DATASET ROWS
* * *

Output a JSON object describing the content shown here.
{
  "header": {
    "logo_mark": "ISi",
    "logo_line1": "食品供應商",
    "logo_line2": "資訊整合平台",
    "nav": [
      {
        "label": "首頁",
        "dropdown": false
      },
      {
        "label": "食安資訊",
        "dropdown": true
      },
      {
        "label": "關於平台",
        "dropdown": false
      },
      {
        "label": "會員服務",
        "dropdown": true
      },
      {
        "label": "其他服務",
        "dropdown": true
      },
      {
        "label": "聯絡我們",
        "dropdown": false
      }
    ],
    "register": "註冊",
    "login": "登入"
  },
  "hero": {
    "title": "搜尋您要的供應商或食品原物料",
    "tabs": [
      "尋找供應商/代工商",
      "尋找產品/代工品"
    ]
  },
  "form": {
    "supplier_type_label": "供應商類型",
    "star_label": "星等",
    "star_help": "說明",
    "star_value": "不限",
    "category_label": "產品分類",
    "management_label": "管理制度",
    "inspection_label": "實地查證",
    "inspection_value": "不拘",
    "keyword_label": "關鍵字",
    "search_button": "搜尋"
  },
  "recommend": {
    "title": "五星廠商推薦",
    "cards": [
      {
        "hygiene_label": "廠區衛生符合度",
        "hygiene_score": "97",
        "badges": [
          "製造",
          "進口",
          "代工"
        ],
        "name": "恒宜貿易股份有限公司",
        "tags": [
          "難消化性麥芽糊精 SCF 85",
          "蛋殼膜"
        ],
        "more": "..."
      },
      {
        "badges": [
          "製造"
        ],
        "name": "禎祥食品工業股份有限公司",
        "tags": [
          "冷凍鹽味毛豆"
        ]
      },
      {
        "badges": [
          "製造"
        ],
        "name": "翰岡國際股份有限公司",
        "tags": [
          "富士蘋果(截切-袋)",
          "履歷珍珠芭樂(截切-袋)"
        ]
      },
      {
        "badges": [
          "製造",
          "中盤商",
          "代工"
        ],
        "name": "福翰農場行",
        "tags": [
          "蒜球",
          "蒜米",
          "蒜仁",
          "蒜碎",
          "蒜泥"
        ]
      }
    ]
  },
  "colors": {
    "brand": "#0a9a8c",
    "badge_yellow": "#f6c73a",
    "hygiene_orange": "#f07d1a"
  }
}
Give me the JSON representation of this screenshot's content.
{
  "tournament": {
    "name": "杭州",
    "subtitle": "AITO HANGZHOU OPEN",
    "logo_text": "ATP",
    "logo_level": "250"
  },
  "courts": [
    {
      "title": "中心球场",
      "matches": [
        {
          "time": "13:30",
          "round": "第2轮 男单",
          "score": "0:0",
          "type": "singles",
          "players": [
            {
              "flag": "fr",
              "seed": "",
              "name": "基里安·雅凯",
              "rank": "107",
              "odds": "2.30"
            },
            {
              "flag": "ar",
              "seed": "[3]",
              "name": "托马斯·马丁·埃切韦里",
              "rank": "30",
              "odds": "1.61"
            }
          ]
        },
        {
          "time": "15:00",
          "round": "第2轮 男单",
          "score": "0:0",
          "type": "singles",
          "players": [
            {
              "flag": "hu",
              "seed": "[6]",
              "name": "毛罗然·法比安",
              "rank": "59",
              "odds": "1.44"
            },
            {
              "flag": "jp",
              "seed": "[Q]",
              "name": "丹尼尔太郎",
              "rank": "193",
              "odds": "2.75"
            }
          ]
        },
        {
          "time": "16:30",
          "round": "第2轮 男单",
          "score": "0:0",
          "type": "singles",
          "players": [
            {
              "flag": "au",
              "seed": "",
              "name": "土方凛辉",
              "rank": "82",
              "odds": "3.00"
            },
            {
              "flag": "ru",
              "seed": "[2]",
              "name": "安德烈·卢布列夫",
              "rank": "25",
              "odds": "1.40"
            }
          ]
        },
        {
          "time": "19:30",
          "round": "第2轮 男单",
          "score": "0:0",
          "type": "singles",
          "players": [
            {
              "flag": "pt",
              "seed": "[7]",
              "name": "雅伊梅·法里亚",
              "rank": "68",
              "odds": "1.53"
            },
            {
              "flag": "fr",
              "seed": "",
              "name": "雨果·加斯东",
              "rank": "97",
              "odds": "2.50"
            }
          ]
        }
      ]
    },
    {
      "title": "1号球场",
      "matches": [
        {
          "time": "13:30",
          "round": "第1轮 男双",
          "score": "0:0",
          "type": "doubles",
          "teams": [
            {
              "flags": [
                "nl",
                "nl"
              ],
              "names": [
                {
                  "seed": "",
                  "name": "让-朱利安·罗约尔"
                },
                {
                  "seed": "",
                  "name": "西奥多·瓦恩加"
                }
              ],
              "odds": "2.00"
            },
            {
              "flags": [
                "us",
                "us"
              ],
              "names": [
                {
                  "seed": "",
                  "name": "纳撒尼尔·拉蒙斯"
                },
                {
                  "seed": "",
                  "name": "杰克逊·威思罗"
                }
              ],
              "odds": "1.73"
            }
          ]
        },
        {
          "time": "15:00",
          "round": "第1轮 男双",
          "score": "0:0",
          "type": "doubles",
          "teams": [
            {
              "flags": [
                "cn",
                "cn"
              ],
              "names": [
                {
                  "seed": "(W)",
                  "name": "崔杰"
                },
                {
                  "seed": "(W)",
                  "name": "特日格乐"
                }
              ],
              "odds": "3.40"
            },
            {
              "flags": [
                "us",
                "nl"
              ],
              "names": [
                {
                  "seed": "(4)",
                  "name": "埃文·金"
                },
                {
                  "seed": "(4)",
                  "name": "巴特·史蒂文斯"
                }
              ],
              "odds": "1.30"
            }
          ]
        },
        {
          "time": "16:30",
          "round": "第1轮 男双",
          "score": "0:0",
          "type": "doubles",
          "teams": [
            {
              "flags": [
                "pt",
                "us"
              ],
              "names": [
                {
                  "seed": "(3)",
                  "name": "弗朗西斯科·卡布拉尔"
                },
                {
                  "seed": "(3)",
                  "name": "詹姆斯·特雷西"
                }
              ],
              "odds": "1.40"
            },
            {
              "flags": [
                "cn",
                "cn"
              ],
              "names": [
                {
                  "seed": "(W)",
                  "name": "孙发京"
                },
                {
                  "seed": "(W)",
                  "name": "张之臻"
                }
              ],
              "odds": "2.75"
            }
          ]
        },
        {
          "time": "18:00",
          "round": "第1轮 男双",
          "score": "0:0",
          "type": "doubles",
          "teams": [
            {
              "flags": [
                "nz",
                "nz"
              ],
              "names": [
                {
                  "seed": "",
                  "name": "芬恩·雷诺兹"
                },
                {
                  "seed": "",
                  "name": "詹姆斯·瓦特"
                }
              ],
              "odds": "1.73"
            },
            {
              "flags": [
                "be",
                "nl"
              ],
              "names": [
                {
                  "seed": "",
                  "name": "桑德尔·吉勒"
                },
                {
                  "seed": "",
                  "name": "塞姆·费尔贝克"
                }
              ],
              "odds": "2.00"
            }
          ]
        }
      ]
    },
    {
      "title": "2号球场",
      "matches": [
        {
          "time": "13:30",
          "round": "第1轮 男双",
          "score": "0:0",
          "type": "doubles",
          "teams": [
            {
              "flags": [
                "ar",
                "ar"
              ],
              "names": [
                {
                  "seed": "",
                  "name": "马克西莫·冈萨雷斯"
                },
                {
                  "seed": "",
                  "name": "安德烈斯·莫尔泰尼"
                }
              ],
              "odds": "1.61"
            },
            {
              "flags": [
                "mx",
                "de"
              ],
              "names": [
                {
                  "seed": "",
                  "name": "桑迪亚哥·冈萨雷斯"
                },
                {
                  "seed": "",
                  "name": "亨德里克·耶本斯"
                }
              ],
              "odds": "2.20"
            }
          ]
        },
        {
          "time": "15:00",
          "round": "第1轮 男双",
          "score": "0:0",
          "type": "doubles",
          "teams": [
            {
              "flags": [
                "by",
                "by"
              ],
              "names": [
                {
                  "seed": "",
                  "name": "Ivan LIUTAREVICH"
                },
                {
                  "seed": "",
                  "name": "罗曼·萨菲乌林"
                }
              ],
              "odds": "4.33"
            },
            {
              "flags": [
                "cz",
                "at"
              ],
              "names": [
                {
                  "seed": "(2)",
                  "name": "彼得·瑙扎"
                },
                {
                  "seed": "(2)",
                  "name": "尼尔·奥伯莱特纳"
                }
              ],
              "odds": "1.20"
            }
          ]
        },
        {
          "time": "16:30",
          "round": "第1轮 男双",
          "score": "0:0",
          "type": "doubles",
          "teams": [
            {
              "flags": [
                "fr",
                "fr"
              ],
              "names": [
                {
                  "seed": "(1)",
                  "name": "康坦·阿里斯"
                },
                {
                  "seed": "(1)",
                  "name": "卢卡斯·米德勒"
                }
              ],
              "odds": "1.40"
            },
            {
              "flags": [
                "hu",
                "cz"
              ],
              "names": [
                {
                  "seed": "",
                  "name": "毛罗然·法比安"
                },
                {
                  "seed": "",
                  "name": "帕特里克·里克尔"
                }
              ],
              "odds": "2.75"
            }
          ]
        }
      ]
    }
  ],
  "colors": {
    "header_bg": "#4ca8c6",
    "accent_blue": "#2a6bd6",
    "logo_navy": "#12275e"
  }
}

* * *

State how many lines above contain the string "content", with no other words.

TASK ANSWER
2